%%

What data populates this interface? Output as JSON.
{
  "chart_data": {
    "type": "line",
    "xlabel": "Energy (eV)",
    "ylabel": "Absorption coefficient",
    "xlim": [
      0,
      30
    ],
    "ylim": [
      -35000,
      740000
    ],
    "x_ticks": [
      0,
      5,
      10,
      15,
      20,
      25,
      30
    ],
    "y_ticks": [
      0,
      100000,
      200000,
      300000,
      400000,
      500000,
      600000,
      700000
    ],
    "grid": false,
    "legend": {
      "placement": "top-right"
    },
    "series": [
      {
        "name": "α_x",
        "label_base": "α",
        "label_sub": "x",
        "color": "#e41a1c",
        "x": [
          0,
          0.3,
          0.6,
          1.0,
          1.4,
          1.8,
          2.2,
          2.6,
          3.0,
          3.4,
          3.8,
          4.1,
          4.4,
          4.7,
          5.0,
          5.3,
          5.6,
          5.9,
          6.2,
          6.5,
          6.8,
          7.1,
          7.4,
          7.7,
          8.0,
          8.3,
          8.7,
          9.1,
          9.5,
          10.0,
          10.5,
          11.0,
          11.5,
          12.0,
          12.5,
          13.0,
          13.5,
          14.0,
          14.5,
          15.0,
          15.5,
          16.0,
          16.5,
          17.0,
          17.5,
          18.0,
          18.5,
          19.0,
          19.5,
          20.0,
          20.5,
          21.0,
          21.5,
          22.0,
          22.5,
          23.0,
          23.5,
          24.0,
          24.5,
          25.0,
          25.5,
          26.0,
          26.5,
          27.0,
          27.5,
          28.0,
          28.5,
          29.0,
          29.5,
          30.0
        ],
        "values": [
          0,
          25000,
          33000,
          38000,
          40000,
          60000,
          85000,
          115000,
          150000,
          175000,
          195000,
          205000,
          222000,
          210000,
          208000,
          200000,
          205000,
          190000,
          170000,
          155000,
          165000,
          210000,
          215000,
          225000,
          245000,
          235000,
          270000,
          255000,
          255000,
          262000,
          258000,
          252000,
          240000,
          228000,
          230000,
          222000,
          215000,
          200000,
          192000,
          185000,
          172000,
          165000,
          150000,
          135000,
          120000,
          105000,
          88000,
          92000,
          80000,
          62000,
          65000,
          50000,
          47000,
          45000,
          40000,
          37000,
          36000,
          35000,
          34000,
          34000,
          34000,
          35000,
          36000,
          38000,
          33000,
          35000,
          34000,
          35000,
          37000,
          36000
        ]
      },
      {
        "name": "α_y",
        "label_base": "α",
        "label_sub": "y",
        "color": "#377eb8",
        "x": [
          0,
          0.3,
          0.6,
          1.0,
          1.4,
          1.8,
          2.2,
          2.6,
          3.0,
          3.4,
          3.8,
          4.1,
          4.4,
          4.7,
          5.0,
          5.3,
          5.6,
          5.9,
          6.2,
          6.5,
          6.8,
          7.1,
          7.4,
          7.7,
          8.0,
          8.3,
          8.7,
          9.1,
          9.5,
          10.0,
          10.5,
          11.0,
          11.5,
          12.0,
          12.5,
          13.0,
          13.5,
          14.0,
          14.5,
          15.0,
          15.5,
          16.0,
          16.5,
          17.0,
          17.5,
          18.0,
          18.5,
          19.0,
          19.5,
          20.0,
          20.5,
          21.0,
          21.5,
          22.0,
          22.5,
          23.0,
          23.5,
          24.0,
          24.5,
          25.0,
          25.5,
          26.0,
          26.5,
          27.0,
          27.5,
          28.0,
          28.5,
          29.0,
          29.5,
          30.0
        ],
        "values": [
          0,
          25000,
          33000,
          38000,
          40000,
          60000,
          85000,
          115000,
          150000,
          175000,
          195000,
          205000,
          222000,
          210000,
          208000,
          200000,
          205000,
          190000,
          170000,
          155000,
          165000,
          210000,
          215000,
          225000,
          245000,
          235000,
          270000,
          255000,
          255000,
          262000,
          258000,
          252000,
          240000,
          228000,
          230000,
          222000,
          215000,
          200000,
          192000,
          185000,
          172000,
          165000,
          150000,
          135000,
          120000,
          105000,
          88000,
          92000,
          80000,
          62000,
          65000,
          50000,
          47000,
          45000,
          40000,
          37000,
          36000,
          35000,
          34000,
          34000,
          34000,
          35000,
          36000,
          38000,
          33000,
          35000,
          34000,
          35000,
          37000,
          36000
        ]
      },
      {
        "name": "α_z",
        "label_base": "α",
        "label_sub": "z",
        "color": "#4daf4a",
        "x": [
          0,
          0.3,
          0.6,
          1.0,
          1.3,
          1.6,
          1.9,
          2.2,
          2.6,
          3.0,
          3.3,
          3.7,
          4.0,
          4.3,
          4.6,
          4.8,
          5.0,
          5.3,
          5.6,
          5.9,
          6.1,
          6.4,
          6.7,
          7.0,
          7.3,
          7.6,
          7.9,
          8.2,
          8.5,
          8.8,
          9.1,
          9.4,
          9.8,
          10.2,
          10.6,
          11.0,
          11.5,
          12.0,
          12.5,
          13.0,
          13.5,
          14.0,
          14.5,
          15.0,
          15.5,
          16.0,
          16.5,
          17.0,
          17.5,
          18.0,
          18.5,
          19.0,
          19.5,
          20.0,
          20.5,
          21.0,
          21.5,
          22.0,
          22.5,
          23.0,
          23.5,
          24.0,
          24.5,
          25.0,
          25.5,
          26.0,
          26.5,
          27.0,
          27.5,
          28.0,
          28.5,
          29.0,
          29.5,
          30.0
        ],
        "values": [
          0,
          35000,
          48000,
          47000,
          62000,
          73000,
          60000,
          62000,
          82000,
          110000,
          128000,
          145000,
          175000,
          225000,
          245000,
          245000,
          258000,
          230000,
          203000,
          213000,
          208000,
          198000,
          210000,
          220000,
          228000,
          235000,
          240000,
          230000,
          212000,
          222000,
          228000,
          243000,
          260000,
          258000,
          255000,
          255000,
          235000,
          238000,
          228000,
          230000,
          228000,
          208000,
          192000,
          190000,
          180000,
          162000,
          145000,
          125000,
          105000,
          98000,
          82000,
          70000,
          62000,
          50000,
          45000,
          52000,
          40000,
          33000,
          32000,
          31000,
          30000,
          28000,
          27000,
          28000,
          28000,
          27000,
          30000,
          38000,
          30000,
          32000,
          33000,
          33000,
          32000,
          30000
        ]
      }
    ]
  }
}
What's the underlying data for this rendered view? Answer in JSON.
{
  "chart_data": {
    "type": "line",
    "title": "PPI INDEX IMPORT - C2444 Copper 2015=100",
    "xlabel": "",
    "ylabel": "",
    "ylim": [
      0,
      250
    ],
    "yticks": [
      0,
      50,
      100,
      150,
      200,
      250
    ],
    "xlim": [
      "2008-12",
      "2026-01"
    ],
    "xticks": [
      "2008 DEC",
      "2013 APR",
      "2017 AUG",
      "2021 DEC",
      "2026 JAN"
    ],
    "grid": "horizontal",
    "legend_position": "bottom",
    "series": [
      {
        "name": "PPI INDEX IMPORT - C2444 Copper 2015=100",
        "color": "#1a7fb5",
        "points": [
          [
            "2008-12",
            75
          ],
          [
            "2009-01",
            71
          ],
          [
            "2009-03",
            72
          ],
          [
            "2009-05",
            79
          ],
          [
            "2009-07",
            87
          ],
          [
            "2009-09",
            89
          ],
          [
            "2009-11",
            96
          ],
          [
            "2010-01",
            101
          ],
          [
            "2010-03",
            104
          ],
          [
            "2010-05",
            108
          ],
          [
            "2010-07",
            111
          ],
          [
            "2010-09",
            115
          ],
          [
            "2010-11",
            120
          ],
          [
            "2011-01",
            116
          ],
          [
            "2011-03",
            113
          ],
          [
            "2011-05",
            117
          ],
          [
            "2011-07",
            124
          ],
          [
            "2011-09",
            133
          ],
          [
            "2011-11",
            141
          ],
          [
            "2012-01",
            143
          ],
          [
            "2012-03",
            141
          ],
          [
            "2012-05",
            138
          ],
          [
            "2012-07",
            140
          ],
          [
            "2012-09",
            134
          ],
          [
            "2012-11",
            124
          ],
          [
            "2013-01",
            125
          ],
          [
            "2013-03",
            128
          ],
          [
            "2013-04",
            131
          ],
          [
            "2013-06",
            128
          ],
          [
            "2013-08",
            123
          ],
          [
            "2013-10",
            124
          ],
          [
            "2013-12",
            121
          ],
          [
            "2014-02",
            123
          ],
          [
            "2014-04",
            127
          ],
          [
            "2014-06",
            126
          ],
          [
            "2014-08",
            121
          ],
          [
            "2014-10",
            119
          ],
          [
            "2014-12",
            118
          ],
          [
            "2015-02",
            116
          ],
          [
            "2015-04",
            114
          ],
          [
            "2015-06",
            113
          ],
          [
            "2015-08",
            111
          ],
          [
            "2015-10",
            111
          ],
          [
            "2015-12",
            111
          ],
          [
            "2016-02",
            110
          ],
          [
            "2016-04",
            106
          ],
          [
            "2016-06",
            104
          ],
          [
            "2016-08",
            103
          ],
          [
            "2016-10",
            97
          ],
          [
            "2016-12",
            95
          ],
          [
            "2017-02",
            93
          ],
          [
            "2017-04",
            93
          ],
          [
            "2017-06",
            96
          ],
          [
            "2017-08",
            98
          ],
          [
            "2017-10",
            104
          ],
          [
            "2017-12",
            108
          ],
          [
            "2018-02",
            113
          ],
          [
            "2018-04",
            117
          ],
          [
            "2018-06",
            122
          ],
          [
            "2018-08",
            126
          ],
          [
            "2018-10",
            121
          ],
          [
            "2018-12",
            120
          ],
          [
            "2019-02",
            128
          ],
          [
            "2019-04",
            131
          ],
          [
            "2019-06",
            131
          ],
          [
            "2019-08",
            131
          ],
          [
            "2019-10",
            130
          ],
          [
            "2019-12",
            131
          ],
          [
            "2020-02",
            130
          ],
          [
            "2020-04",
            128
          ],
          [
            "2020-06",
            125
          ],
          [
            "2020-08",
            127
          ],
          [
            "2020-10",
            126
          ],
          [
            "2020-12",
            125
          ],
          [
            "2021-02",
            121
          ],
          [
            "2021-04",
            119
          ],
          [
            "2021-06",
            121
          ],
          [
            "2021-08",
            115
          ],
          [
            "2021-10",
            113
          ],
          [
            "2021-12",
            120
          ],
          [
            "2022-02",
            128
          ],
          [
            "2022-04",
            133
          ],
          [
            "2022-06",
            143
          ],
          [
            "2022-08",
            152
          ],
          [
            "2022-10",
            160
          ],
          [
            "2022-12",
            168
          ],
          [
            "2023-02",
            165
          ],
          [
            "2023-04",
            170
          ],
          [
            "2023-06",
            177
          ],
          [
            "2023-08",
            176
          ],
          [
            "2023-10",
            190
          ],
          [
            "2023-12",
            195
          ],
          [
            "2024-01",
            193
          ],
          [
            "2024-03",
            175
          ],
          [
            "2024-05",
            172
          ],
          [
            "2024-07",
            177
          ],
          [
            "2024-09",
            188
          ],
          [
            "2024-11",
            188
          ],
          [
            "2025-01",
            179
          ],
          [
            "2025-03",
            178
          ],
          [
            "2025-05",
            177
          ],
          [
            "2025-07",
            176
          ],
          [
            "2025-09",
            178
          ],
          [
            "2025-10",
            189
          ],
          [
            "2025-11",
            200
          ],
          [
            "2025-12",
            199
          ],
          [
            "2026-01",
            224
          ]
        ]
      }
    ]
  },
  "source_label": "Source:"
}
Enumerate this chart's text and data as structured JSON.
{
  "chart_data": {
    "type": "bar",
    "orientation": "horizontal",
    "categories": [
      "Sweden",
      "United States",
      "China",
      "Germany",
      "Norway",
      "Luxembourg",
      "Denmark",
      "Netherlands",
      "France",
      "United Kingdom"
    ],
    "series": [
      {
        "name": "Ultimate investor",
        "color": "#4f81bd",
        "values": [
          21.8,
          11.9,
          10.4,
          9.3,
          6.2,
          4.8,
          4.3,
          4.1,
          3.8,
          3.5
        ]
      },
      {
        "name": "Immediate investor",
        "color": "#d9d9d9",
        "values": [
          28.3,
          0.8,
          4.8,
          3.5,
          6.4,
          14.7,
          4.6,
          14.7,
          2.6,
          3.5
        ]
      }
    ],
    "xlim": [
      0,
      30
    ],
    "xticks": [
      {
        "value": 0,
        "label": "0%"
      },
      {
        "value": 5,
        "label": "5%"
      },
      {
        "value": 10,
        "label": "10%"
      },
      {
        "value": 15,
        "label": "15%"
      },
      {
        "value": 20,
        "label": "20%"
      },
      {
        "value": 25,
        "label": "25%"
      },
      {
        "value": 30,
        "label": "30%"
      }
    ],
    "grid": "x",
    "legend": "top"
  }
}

%%

* _TASK DESCRIPTION_: From the listing above, copy out each line where the word "ylabel" appears.

* _TASK SOLUTION_:
    "ylabel": "Absorption coefficient",
    "ylabel": "",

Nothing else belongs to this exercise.